**Input rows**
________________________________________

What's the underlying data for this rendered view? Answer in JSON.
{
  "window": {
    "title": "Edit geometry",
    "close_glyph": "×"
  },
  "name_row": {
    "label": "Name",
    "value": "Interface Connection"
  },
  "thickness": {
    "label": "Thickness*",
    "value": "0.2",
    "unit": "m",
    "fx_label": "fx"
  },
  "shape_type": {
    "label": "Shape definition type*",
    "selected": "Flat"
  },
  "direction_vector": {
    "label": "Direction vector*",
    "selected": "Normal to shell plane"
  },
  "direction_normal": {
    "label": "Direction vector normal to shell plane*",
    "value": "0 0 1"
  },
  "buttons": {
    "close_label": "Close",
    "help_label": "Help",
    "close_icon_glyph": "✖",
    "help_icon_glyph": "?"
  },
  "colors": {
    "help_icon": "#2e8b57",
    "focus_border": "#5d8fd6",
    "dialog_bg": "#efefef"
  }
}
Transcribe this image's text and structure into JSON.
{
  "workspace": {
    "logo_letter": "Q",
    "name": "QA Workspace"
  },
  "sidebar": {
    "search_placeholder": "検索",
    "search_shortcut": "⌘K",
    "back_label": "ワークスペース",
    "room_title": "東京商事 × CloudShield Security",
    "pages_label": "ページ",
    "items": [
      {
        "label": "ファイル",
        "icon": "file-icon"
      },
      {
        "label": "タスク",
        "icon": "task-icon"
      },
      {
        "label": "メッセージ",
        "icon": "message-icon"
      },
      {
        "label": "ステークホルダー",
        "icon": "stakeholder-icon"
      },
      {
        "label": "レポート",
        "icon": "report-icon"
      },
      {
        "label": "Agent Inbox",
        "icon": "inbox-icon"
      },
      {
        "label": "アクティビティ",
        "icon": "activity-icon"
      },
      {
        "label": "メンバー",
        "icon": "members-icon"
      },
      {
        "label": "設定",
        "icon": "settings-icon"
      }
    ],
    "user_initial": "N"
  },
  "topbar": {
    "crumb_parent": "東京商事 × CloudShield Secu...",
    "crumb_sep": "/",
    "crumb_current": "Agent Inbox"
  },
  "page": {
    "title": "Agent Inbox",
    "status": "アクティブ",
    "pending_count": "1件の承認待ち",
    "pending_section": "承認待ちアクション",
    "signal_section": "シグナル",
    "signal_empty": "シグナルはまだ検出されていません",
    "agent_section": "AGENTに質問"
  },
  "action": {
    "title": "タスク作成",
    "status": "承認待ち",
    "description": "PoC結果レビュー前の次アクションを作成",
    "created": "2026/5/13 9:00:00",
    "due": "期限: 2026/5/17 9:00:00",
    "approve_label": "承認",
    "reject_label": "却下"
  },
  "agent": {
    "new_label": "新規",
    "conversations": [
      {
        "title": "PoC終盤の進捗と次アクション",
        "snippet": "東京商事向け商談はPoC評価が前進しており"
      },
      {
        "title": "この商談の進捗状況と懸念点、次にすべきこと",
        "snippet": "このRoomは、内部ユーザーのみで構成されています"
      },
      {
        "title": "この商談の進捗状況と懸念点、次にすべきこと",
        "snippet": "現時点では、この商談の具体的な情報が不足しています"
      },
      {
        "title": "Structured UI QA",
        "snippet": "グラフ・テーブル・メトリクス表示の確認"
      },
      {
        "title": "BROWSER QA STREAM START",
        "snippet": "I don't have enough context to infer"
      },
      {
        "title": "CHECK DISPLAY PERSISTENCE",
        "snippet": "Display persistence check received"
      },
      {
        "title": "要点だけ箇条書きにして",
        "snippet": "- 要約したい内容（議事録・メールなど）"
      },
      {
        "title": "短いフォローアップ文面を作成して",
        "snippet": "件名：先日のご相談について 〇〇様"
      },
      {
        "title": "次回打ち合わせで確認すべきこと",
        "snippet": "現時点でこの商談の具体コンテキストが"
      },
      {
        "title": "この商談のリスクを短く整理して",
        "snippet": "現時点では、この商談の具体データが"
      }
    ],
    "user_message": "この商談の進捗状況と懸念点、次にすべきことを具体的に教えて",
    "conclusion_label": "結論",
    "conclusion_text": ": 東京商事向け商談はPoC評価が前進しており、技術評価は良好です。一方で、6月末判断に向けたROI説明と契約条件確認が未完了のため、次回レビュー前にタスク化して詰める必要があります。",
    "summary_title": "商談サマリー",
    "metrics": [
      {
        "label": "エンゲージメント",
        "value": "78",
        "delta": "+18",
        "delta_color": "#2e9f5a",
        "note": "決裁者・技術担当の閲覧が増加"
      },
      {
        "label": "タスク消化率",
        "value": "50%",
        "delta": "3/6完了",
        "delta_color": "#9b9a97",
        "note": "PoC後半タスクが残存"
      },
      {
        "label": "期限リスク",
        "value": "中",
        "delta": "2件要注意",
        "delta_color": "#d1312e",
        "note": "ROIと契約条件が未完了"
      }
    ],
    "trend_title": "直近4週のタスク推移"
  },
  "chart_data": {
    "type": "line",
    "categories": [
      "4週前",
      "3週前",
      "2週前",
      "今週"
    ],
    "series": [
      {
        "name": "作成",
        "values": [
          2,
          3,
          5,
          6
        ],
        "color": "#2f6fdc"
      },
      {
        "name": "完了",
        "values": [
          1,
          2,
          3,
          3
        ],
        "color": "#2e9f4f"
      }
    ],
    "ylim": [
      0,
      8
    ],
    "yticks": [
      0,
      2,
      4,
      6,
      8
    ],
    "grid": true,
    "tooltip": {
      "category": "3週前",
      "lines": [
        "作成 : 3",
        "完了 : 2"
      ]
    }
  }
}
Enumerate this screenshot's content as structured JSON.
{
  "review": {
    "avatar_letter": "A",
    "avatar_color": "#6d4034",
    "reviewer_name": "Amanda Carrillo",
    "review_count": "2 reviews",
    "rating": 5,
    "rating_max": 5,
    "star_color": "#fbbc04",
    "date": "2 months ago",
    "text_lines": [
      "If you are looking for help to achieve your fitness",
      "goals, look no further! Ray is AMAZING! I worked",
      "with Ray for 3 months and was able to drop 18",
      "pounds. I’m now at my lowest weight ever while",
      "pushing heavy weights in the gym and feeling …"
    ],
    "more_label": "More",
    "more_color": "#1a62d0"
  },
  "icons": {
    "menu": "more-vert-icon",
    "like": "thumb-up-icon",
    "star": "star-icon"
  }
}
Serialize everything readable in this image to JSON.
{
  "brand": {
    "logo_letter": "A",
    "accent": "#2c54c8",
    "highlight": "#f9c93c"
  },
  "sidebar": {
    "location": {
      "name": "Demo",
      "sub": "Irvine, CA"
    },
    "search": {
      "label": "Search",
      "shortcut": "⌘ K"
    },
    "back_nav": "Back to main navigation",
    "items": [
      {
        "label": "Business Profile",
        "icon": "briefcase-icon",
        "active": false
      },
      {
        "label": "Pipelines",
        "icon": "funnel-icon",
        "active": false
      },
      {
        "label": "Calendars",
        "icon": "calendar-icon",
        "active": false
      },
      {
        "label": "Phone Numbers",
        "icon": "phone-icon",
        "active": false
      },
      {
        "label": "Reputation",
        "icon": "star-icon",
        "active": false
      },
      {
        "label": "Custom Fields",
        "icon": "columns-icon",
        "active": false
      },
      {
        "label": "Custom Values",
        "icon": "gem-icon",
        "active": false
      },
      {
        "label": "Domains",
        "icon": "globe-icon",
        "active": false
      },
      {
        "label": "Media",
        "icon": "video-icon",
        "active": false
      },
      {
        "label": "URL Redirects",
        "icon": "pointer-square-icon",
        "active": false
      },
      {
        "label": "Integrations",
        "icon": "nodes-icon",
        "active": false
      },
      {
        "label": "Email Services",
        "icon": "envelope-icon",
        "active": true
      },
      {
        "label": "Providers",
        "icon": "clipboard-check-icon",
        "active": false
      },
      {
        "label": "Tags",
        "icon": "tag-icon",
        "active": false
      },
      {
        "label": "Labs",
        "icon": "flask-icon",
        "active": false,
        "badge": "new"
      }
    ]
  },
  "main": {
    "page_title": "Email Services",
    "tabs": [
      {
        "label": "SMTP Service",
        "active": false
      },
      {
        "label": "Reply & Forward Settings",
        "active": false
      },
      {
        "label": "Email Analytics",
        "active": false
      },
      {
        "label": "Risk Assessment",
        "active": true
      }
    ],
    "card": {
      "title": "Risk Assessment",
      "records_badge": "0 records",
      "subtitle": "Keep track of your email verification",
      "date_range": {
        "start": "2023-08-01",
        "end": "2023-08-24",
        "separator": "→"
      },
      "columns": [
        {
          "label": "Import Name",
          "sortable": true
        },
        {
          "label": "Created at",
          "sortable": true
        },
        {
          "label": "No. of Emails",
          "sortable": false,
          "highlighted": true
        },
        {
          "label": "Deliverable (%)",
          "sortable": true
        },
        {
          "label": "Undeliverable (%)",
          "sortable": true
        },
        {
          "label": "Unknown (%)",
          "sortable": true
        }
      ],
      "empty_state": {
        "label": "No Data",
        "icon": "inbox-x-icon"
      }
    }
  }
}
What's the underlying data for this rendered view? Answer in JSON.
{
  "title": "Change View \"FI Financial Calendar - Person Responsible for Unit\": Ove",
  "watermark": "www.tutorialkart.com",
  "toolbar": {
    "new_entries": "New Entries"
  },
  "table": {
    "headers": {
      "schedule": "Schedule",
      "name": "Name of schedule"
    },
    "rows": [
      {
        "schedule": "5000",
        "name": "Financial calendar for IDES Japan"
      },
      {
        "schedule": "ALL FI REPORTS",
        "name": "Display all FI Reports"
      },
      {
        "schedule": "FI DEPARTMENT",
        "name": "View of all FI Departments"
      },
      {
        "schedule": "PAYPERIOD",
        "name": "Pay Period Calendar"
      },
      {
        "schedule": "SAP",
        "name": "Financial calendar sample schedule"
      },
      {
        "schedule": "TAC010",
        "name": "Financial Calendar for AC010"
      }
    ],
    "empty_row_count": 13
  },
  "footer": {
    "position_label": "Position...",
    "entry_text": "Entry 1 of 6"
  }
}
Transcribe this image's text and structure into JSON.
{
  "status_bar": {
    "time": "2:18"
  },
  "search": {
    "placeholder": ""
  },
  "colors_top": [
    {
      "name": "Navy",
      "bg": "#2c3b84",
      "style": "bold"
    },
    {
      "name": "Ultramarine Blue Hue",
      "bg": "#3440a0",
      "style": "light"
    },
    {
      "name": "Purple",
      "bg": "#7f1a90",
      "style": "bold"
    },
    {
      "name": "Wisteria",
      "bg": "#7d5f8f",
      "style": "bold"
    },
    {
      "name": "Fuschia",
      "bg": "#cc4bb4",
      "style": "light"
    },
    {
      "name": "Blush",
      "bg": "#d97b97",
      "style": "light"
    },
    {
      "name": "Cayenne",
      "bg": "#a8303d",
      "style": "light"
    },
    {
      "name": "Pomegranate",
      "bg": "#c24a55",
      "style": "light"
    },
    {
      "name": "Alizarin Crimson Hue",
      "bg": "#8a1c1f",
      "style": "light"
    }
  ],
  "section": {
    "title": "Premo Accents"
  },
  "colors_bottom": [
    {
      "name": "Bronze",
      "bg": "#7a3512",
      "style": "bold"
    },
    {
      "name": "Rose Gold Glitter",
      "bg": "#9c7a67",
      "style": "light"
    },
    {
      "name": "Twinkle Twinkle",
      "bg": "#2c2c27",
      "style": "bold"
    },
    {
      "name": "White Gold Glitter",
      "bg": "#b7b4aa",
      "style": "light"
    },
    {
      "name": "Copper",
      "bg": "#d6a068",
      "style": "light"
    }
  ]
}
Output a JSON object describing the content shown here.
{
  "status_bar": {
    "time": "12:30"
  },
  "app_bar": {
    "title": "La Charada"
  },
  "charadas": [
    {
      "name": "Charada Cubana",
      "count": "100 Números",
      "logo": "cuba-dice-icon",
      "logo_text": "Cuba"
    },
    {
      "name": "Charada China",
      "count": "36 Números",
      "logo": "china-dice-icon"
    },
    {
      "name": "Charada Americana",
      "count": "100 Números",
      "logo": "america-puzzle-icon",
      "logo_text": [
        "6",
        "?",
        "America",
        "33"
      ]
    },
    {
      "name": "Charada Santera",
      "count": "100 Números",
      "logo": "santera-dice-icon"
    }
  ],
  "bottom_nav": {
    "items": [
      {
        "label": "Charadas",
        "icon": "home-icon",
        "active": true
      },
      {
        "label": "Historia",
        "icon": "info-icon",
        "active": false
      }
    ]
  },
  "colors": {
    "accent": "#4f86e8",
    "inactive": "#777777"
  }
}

________________________________________

**Problem to work on**
Return exactly, and only, the line containing "Output a JSON" and every line after it through the end of the material.

**Reply to the exercise**
Output a JSON object describing the content shown here.
{
  "status_bar": {
    "time": "12:30"
  },
  "app_bar": {
    "title": "La Charada"
  },
  "charadas": [
    {
      "name": "Charada Cubana",
      "count": "100 Números",
      "logo": "cuba-dice-icon",
      "logo_text": "Cuba"
    },
    {
      "name": "Charada China",
      "count": "36 Números",
      "logo": "china-dice-icon"
    },
    {
      "name": "Charada Americana",
      "count": "100 Números",
      "logo": "america-puzzle-icon",
      "logo_text": [
        "6",
        "?",
        "America",
        "33"
      ]
    },
    {
      "name": "Charada Santera",
      "count": "100 Números",
      "logo": "santera-dice-icon"
    }
  ],
  "bottom_nav": {
    "items": [
      {
        "label": "Charadas",
        "icon": "home-icon",
        "active": true
      },
      {
        "label": "Historia",
        "icon": "info-icon",
        "active": false
      }
    ]
  },
  "colors": {
    "accent": "#4f86e8",
    "inactive": "#777777"
  }
}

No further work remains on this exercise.